»»
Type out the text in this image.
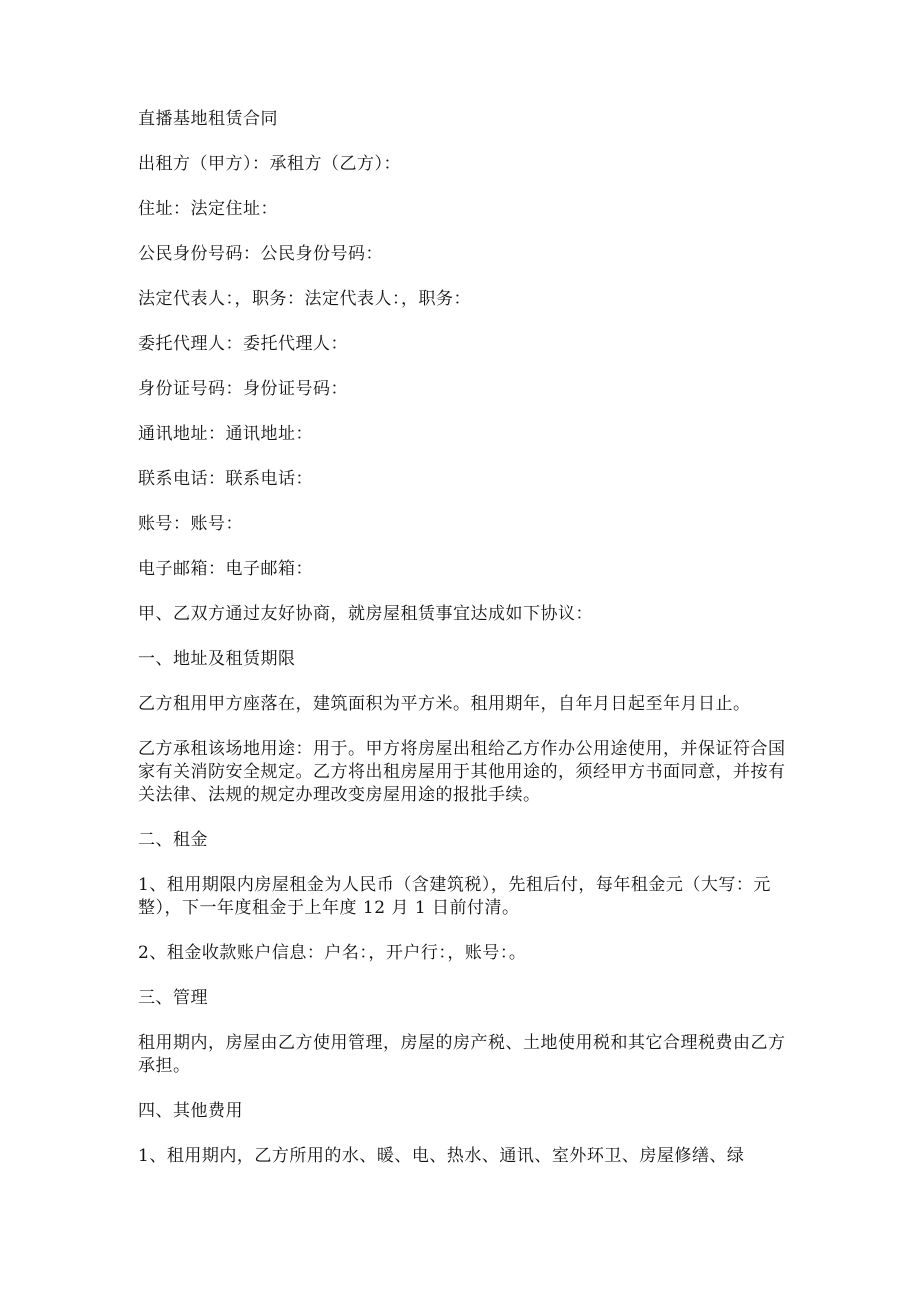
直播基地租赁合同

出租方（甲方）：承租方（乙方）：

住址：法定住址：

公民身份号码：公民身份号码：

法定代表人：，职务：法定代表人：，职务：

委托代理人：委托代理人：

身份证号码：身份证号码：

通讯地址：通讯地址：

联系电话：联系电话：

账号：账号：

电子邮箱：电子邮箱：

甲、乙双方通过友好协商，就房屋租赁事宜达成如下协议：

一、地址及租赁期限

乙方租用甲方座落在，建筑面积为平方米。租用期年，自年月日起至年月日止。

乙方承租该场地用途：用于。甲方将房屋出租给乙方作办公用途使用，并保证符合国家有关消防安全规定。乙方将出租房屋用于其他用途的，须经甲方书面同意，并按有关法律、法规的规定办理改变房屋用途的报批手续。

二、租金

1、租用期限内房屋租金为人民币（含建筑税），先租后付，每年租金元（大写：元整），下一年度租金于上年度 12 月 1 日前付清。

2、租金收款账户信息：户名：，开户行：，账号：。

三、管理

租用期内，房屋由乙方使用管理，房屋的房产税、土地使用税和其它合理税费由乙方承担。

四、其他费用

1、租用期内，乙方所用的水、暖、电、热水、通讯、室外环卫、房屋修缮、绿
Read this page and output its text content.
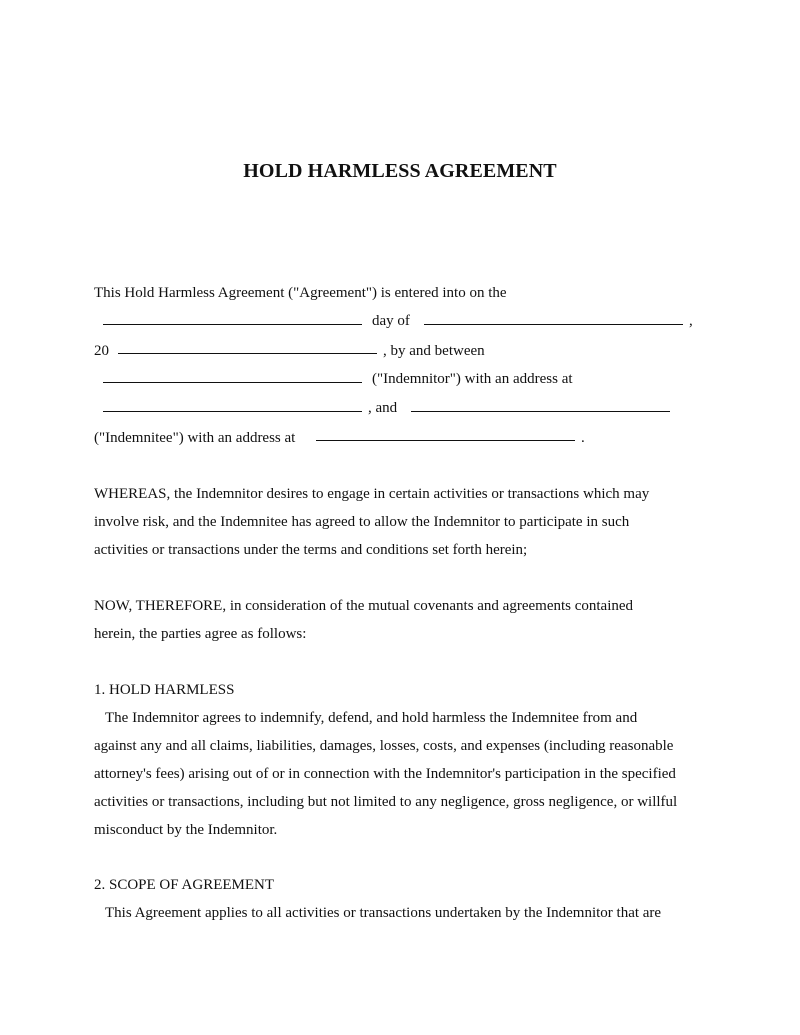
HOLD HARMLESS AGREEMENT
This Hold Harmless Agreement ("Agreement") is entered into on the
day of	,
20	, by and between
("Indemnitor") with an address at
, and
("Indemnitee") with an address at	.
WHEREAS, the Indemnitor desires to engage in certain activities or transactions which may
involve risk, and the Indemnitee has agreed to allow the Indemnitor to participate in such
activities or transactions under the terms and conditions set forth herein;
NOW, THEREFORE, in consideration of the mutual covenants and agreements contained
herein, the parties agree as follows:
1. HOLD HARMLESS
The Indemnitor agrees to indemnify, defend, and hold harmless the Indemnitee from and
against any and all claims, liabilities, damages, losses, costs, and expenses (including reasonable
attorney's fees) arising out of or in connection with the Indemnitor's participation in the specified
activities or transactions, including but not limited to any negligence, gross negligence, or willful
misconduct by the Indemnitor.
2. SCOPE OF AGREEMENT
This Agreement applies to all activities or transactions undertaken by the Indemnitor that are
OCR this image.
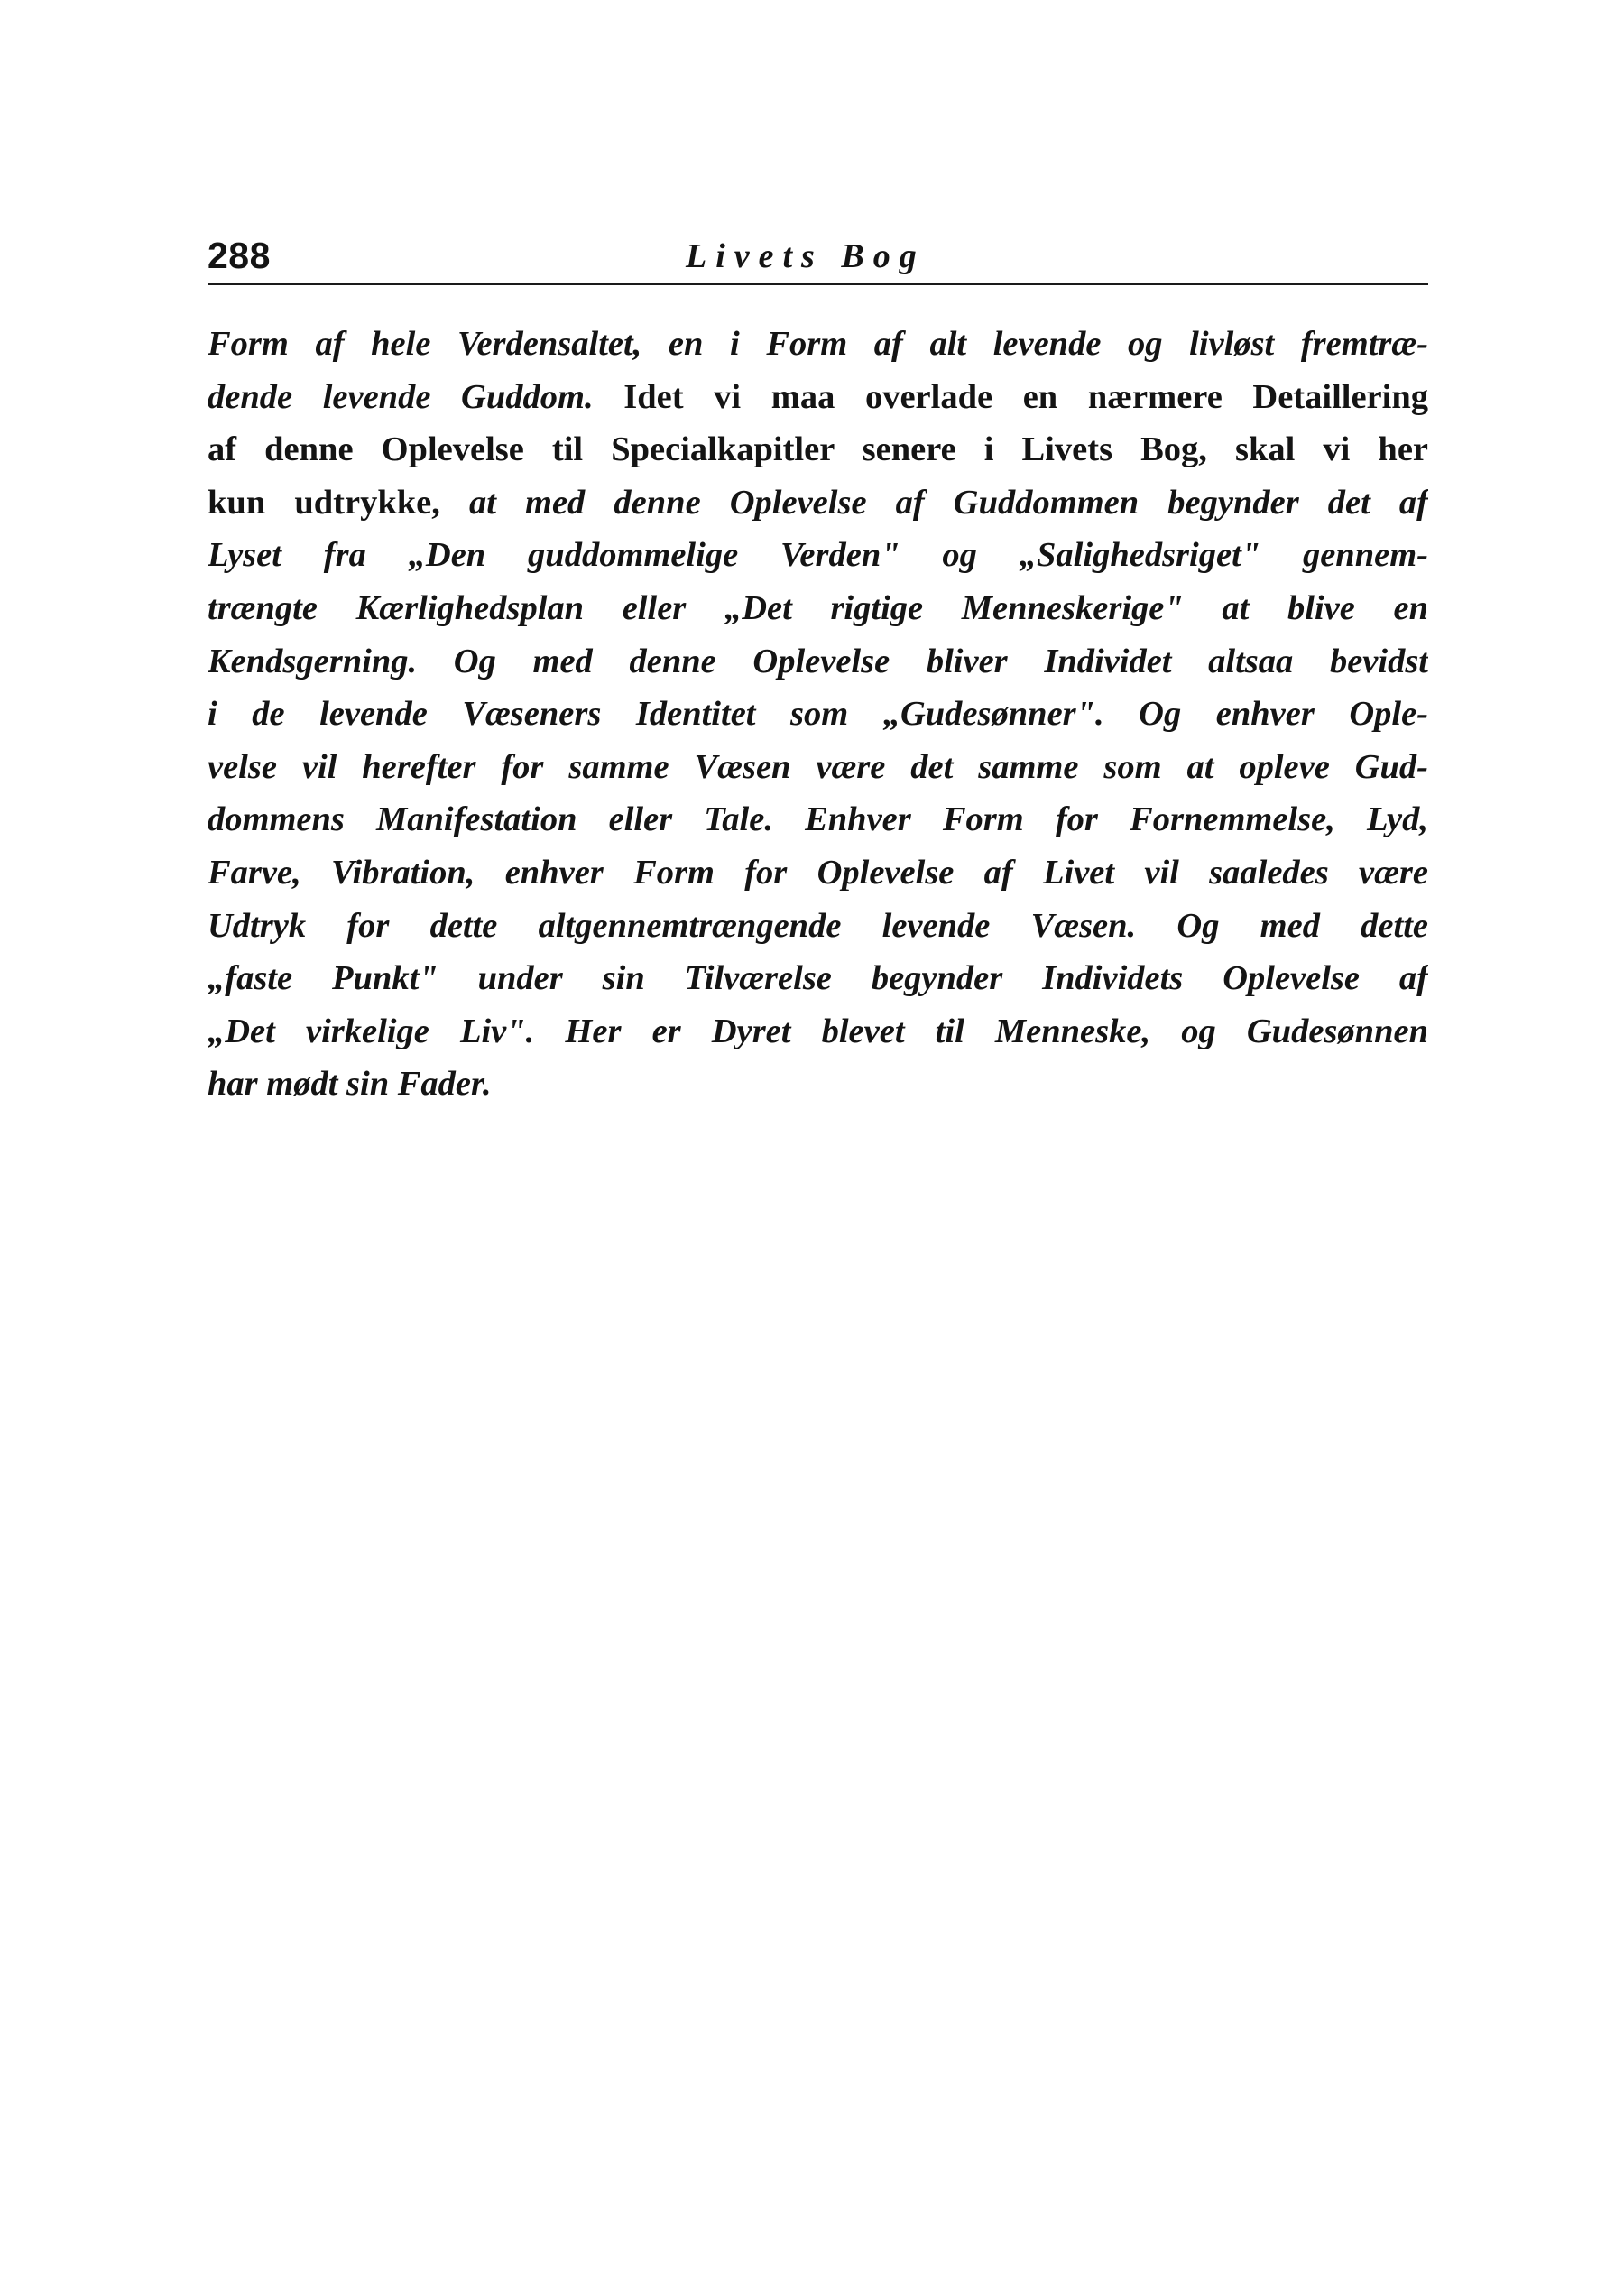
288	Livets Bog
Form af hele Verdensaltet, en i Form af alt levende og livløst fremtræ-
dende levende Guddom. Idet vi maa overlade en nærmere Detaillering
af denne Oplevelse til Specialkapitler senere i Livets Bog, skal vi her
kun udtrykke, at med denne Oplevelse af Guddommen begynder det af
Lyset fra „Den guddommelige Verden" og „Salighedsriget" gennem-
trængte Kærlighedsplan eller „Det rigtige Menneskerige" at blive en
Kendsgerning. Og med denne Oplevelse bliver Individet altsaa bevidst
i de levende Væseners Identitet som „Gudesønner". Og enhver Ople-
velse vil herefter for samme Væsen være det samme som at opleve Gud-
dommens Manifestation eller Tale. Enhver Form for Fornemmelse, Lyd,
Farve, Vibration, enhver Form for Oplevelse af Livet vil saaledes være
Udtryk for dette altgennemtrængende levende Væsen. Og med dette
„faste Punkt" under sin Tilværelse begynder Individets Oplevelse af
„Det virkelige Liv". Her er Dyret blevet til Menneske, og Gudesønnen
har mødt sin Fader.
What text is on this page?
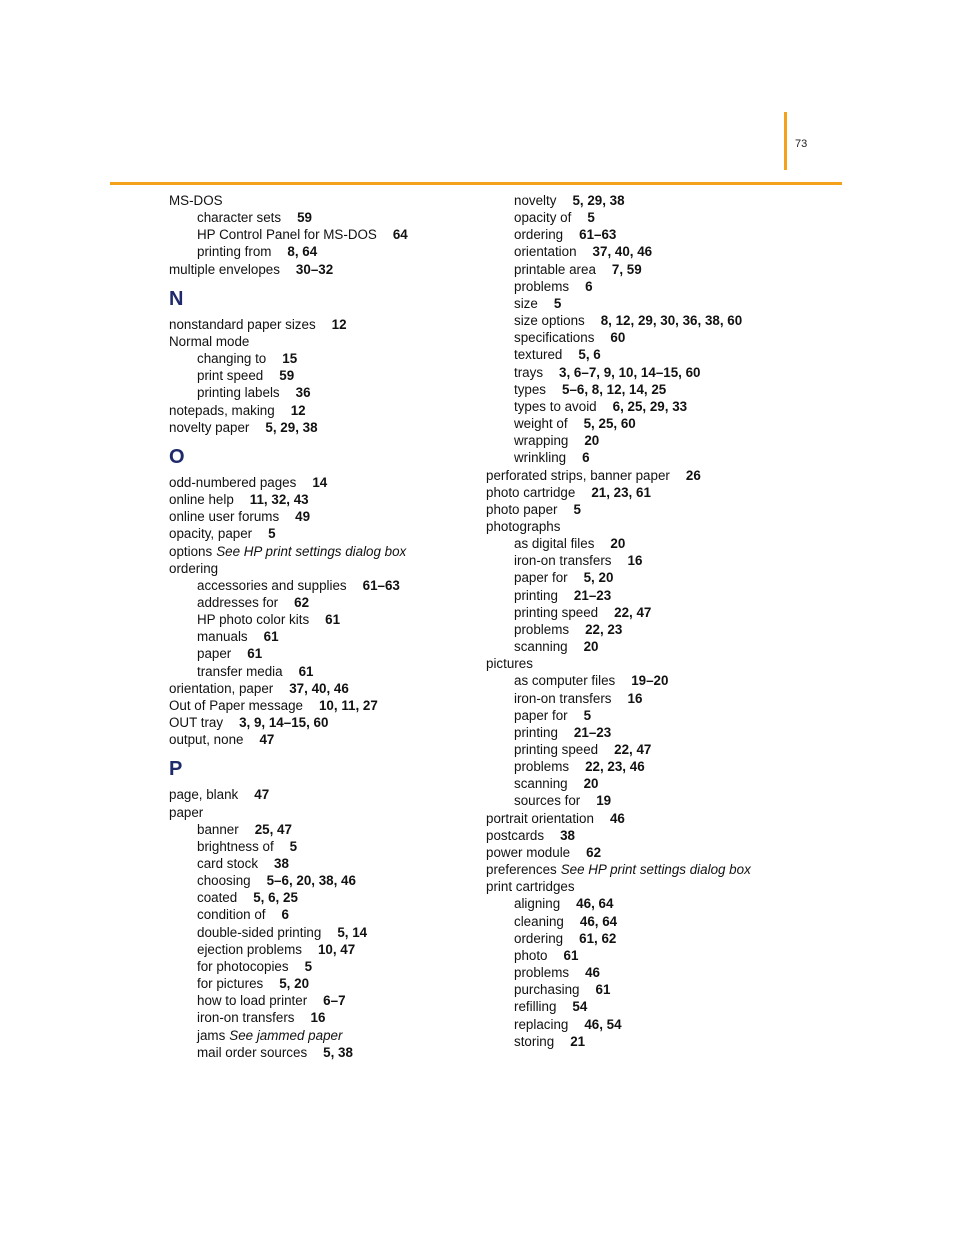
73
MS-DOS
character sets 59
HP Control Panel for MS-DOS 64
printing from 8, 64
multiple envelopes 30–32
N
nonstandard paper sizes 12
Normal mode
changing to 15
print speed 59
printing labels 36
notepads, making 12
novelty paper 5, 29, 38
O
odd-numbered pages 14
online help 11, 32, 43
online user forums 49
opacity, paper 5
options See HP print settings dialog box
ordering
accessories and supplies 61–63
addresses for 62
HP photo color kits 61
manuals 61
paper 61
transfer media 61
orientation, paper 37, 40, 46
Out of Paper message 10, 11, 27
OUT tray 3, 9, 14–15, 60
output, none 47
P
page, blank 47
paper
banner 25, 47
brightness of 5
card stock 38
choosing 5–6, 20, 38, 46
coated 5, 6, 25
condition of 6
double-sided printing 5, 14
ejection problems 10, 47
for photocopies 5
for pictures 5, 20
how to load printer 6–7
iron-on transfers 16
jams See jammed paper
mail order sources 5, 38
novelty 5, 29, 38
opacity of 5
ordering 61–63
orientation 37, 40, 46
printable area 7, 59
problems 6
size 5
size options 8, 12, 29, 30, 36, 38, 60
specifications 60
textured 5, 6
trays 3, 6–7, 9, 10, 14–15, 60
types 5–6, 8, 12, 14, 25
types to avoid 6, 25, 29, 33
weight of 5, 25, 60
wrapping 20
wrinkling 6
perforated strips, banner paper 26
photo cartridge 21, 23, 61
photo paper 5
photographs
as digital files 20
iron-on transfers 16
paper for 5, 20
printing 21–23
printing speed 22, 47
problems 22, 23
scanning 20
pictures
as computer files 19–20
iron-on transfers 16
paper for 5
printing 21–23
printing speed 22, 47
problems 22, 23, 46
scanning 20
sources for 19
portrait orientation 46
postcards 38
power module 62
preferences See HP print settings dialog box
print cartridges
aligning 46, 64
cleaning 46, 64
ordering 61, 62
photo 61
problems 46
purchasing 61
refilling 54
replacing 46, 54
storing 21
««
AIM OF THE TASK ::
Without the images, write out each line of the data verbatim.

THE ANSWER ::
Type out the text in this image.
直播基地租赁合同

出租方（甲方）：承租方（乙方）：

住址：法定住址：

公民身份号码：公民身份号码：

法定代表人：，职务：法定代表人：，职务：

委托代理人：委托代理人：

身份证号码：身份证号码：

通讯地址：通讯地址：

联系电话：联系电话：

账号：账号：

电子邮箱：电子邮箱：

甲、乙双方通过友好协商，就房屋租赁事宜达成如下协议：

一、地址及租赁期限

乙方租用甲方座落在，建筑面积为平方米。租用期年，自年月日起至年月日止。

乙方承租该场地用途：用于。甲方将房屋出租给乙方作办公用途使用，并保证符合国家有关消防安全规定。乙方将出租房屋用于其他用途的，须经甲方书面同意，并按有关法律、法规的规定办理改变房屋用途的报批手续。

二、租金

1、租用期限内房屋租金为人民币（含建筑税），先租后付，每年租金元（大写：元整），下一年度租金于上年度 12 月 1 日前付清。

2、租金收款账户信息：户名：，开户行：，账号：。

三、管理

租用期内，房屋由乙方使用管理，房屋的房产税、土地使用税和其它合理税费由乙方承担。

四、其他费用

1、租用期内，乙方所用的水、暖、电、热水、通讯、室外环卫、房屋修缮、绿
Read this page and output its text content.
HOLD HARMLESS AGREEMENT
This Hold Harmless Agreement ("Agreement") is entered into on the
day of	,
20	, by and between
("Indemnitor") with an address at
, and
("Indemnitee") with an address at	.
WHEREAS, the Indemnitor desires to engage in certain activities or transactions which may
involve risk, and the Indemnitee has agreed to allow the Indemnitor to participate in such
activities or transactions under the terms and conditions set forth herein;
NOW, THEREFORE, in consideration of the mutual covenants and agreements contained
herein, the parties agree as follows:
1. HOLD HARMLESS
The Indemnitor agrees to indemnify, defend, and hold harmless the Indemnitee from and
against any and all claims, liabilities, damages, losses, costs, and expenses (including reasonable
attorney's fees) arising out of or in connection with the Indemnitor's participation in the specified
activities or transactions, including but not limited to any negligence, gross negligence, or willful
misconduct by the Indemnitor.
2. SCOPE OF AGREEMENT
This Agreement applies to all activities or transactions undertaken by the Indemnitor that are
OCR this image.
288	Livets Bog
Form af hele Verdensaltet, en i Form af alt levende og livløst fremtræ-
dende levende Guddom. Idet vi maa overlade en nærmere Detaillering
af denne Oplevelse til Specialkapitler senere i Livets Bog, skal vi her
kun udtrykke, at med denne Oplevelse af Guddommen begynder det af
Lyset fra „Den guddommelige Verden" og „Salighedsriget" gennem-
trængte Kærlighedsplan eller „Det rigtige Menneskerige" at blive en
Kendsgerning. Og med denne Oplevelse bliver Individet altsaa bevidst
i de levende Væseners Identitet som „Gudesønner". Og enhver Ople-
velse vil herefter for samme Væsen være det samme som at opleve Gud-
dommens Manifestation eller Tale. Enhver Form for Fornemmelse, Lyd,
Farve, Vibration, enhver Form for Oplevelse af Livet vil saaledes være
Udtryk for dette altgennemtrængende levende Væsen. Og med dette
„faste Punkt" under sin Tilværelse begynder Individets Oplevelse af
„Det virkelige Liv". Her er Dyret blevet til Menneske, og Gudesønnen
har mødt sin Fader.
What text is on this page?
73
MS-DOS
character sets 59
HP Control Panel for MS-DOS 64
printing from 8, 64
multiple envelopes 30–32
N
nonstandard paper sizes 12
Normal mode
changing to 15
print speed 59
printing labels 36
notepads, making 12
novelty paper 5, 29, 38
O
odd-numbered pages 14
online help 11, 32, 43
online user forums 49
opacity, paper 5
options See HP print settings dialog box
ordering
accessories and supplies 61–63
addresses for 62
HP photo color kits 61
manuals 61
paper 61
transfer media 61
orientation, paper 37, 40, 46
Out of Paper message 10, 11, 27
OUT tray 3, 9, 14–15, 60
output, none 47
P
page, blank 47
paper
banner 25, 47
brightness of 5
card stock 38
choosing 5–6, 20, 38, 46
coated 5, 6, 25
condition of 6
double-sided printing 5, 14
ejection problems 10, 47
for photocopies 5
for pictures 5, 20
how to load printer 6–7
iron-on transfers 16
jams See jammed paper
mail order sources 5, 38
novelty 5, 29, 38
opacity of 5
ordering 61–63
orientation 37, 40, 46
printable area 7, 59
problems 6
size 5
size options 8, 12, 29, 30, 36, 38, 60
specifications 60
textured 5, 6
trays 3, 6–7, 9, 10, 14–15, 60
types 5–6, 8, 12, 14, 25
types to avoid 6, 25, 29, 33
weight of 5, 25, 60
wrapping 20
wrinkling 6
perforated strips, banner paper 26
photo cartridge 21, 23, 61
photo paper 5
photographs
as digital files 20
iron-on transfers 16
paper for 5, 20
printing 21–23
printing speed 22, 47
problems 22, 23
scanning 20
pictures
as computer files 19–20
iron-on transfers 16
paper for 5
printing 21–23
printing speed 22, 47
problems 22, 23, 46
scanning 20
sources for 19
portrait orientation 46
postcards 38
power module 62
preferences See HP print settings dialog box
print cartridges
aligning 46, 64
cleaning 46, 64
ordering 61, 62
photo 61
problems 46
purchasing 61
refilling 54
replacing 46, 54
storing 21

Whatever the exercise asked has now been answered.